▸ PROVIDED DATA:
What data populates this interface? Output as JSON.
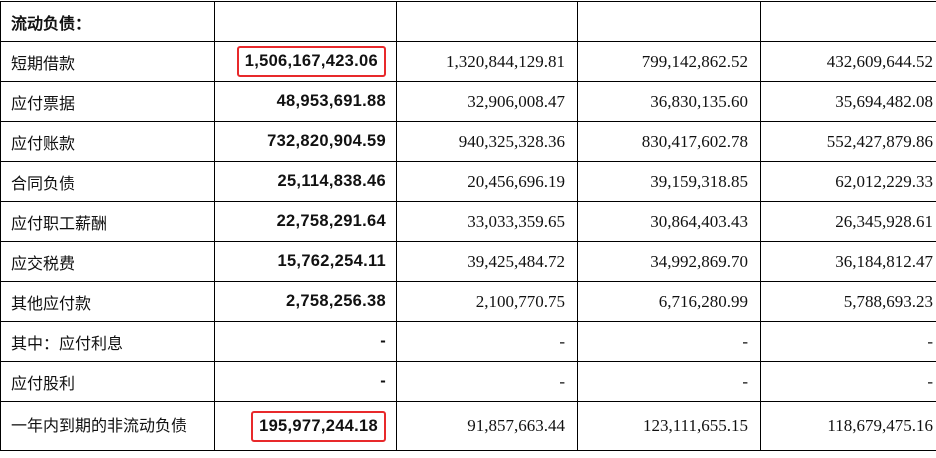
{
  "section_header": "流动负债：",
  "highlight_color": "#e8292b",
  "rows": [
    {
      "label": "短期借款",
      "values": [
        "1,506,167,423.06",
        "1,320,844,129.81",
        "799,142,862.52",
        "432,609,644.52"
      ],
      "highlighted": true
    },
    {
      "label": "应付票据",
      "values": [
        "48,953,691.88",
        "32,906,008.47",
        "36,830,135.60",
        "35,694,482.08"
      ]
    },
    {
      "label": "应付账款",
      "values": [
        "732,820,904.59",
        "940,325,328.36",
        "830,417,602.78",
        "552,427,879.86"
      ]
    },
    {
      "label": "合同负债",
      "values": [
        "25,114,838.46",
        "20,456,696.19",
        "39,159,318.85",
        "62,012,229.33"
      ]
    },
    {
      "label": "应付职工薪酬",
      "values": [
        "22,758,291.64",
        "33,033,359.65",
        "30,864,403.43",
        "26,345,928.61"
      ]
    },
    {
      "label": "应交税费",
      "values": [
        "15,762,254.11",
        "39,425,484.72",
        "34,992,869.70",
        "36,184,812.47"
      ]
    },
    {
      "label": "其他应付款",
      "values": [
        "2,758,256.38",
        "2,100,770.75",
        "6,716,280.99",
        "5,788,693.23"
      ]
    },
    {
      "label": "其中：应付利息",
      "values": [
        "-",
        "-",
        "-",
        "-"
      ]
    },
    {
      "label": "应付股利",
      "values": [
        "-",
        "-",
        "-",
        "-"
      ]
    },
    {
      "label": "一年内到期的非流动负债",
      "values": [
        "195,977,244.18",
        "91,857,663.44",
        "123,111,655.15",
        "118,679,475.16"
      ],
      "highlighted": true
    }
  ]
}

▸ WORK TO DO: How many lines of the entries above hold the string "label"? Reply with the number alone.

▸ ANSWER IN FULL: 10